THE REQUEST: Extract the text of each entry below exactly, leaving every image behind.
========================
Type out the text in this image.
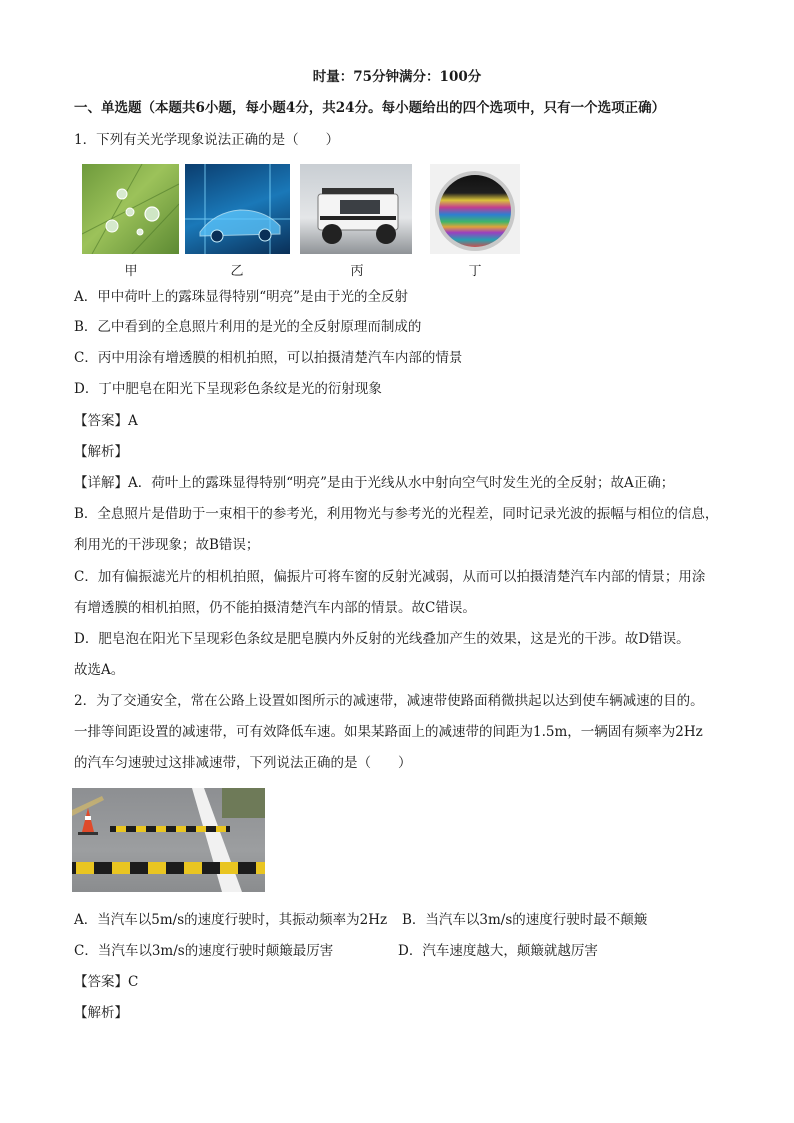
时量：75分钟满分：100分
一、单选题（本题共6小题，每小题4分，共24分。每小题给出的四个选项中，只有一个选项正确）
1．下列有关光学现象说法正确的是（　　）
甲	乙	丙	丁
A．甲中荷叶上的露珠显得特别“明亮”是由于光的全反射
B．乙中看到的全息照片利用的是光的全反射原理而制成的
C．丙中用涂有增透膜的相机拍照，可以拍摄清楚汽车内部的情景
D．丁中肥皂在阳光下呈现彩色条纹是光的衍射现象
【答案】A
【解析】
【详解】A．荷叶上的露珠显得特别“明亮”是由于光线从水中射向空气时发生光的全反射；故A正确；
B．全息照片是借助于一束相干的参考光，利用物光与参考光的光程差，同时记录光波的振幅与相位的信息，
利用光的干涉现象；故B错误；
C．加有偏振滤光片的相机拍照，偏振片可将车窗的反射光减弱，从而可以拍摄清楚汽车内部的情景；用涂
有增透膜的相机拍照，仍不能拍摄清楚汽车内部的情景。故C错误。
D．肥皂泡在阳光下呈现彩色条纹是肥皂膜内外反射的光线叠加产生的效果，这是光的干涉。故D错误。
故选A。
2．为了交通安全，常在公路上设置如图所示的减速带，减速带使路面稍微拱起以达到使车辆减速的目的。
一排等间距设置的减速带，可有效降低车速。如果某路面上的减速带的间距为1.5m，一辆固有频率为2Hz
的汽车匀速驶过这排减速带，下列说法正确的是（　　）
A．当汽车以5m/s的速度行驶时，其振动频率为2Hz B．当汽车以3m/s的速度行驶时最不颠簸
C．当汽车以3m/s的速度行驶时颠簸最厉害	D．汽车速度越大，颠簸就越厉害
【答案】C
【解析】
========================
PROBLEM SOLUTION:
Type out the text in this image.
时量：75分钟满分：100分
一、单选题（本题共6小题，每小题4分，共24分。每小题给出的四个选项中，只有一个选项正确）
1．下列有关光学现象说法正确的是（　　）
甲	乙	丙	丁
A．甲中荷叶上的露珠显得特别“明亮”是由于光的全反射
B．乙中看到的全息照片利用的是光的全反射原理而制成的
C．丙中用涂有增透膜的相机拍照，可以拍摄清楚汽车内部的情景
D．丁中肥皂在阳光下呈现彩色条纹是光的衍射现象
【答案】A
【解析】
【详解】A．荷叶上的露珠显得特别“明亮”是由于光线从水中射向空气时发生光的全反射；故A正确；
B．全息照片是借助于一束相干的参考光，利用物光与参考光的光程差，同时记录光波的振幅与相位的信息，
利用光的干涉现象；故B错误；
C．加有偏振滤光片的相机拍照，偏振片可将车窗的反射光减弱，从而可以拍摄清楚汽车内部的情景；用涂
有增透膜的相机拍照，仍不能拍摄清楚汽车内部的情景。故C错误。
D．肥皂泡在阳光下呈现彩色条纹是肥皂膜内外反射的光线叠加产生的效果，这是光的干涉。故D错误。
故选A。
2．为了交通安全，常在公路上设置如图所示的减速带，减速带使路面稍微拱起以达到使车辆减速的目的。
一排等间距设置的减速带，可有效降低车速。如果某路面上的减速带的间距为1.5m，一辆固有频率为2Hz
的汽车匀速驶过这排减速带，下列说法正确的是（　　）
A．当汽车以5m/s的速度行驶时，其振动频率为2Hz B．当汽车以3m/s的速度行驶时最不颠簸
C．当汽车以3m/s的速度行驶时颠簸最厉害	D．汽车速度越大，颠簸就越厉害
【答案】C
【解析】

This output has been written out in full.